▶ _What to do_
Single out each line with the word "Berners" and copy it.

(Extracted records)
══════════════════════════════
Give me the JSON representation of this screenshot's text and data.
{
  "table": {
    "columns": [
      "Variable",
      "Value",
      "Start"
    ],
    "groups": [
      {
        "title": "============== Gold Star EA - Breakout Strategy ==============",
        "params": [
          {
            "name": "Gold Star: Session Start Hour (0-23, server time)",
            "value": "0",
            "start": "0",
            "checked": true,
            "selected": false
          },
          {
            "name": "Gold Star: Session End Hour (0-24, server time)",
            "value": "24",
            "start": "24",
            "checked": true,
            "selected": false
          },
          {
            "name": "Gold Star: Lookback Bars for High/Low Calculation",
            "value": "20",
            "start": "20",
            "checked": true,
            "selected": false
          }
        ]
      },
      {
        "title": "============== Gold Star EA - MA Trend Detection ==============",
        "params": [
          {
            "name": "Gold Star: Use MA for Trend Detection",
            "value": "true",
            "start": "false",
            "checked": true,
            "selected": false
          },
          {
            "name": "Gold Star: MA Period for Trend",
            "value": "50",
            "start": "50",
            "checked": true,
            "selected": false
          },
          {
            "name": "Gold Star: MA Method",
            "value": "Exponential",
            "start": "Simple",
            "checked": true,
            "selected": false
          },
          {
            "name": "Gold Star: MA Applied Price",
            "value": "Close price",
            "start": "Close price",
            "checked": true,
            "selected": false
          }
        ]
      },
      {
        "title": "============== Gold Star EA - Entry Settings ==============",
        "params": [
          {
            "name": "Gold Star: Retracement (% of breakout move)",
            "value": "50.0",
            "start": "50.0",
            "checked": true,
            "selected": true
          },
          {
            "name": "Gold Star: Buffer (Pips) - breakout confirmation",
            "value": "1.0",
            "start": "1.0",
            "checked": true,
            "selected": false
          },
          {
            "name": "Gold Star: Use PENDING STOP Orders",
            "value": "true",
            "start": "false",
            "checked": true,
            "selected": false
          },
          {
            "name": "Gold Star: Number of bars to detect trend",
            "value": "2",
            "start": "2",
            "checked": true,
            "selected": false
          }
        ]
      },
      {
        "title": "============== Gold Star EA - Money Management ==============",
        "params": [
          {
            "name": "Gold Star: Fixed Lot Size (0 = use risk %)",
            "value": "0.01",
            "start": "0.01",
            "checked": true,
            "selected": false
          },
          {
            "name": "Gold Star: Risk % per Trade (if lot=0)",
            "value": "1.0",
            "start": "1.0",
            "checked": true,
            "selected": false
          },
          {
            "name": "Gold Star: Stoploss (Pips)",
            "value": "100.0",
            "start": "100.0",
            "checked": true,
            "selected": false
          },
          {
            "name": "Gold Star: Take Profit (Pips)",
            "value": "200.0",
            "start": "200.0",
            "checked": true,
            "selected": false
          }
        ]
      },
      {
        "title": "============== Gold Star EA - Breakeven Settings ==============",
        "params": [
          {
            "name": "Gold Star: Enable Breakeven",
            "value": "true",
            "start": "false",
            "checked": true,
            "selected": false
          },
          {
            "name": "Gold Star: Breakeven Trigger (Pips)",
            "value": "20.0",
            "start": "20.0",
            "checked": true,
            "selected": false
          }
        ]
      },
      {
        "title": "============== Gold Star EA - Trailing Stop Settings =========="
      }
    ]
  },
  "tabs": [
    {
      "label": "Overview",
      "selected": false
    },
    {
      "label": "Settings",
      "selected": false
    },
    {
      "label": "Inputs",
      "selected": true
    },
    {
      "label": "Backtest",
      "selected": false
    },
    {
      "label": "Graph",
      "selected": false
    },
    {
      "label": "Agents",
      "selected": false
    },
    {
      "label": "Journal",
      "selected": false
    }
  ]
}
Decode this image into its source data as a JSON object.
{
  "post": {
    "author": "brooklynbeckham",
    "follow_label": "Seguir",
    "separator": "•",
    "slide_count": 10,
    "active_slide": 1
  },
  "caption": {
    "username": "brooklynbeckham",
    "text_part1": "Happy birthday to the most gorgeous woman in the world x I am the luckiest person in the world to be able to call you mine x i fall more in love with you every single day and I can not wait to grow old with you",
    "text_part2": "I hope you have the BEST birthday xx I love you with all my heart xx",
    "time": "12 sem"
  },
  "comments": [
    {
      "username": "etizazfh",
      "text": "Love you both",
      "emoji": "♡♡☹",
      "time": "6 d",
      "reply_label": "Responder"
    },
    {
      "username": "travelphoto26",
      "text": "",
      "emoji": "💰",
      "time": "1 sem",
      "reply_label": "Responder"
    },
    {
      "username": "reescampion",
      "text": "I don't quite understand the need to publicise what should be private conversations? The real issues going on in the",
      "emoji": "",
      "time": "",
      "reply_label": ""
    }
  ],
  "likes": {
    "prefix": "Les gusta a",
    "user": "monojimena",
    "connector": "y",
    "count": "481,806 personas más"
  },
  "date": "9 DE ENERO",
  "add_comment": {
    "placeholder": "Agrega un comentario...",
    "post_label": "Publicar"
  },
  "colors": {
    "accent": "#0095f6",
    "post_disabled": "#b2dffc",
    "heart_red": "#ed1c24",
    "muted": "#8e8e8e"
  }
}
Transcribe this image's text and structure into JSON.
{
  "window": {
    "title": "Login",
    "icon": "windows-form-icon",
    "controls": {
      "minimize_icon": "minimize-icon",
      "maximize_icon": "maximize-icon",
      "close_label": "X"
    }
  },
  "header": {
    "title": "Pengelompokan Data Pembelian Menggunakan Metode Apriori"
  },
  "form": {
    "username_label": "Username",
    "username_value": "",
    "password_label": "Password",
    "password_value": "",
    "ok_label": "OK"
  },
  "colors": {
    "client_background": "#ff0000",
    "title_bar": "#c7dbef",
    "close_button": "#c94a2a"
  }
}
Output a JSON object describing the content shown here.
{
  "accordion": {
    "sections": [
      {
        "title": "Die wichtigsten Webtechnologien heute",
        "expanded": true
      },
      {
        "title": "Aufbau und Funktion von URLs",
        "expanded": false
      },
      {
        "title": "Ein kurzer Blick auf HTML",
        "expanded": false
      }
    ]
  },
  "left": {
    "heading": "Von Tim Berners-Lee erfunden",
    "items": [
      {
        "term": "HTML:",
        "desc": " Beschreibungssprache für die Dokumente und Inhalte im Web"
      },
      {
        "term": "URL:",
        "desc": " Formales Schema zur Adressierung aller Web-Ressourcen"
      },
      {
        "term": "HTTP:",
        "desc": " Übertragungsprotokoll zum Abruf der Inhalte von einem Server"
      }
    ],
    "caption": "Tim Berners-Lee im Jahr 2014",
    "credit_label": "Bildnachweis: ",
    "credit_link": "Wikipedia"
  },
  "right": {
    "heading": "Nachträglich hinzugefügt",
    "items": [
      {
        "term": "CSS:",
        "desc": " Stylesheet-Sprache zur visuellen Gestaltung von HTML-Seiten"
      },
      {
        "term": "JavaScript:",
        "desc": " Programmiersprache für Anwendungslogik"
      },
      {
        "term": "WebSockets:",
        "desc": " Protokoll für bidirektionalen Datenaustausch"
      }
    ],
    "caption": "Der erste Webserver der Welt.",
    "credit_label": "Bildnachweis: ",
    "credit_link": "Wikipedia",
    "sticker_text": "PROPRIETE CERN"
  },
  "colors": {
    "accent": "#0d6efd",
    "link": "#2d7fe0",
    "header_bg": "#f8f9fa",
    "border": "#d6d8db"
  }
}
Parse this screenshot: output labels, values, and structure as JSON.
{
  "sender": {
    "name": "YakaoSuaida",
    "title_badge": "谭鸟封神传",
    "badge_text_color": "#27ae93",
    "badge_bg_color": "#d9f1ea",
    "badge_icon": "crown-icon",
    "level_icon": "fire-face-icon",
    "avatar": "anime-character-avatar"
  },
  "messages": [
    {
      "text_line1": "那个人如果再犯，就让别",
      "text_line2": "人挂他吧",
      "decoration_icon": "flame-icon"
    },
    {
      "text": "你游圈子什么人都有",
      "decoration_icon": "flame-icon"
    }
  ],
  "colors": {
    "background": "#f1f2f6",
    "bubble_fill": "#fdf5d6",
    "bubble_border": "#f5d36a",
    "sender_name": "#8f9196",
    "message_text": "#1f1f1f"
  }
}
══════════════════════════════
▶ _Solution_
    "heading": "Von Tim Berners-Lee erfunden",
    "caption": "Tim Berners-Lee im Jahr 2014",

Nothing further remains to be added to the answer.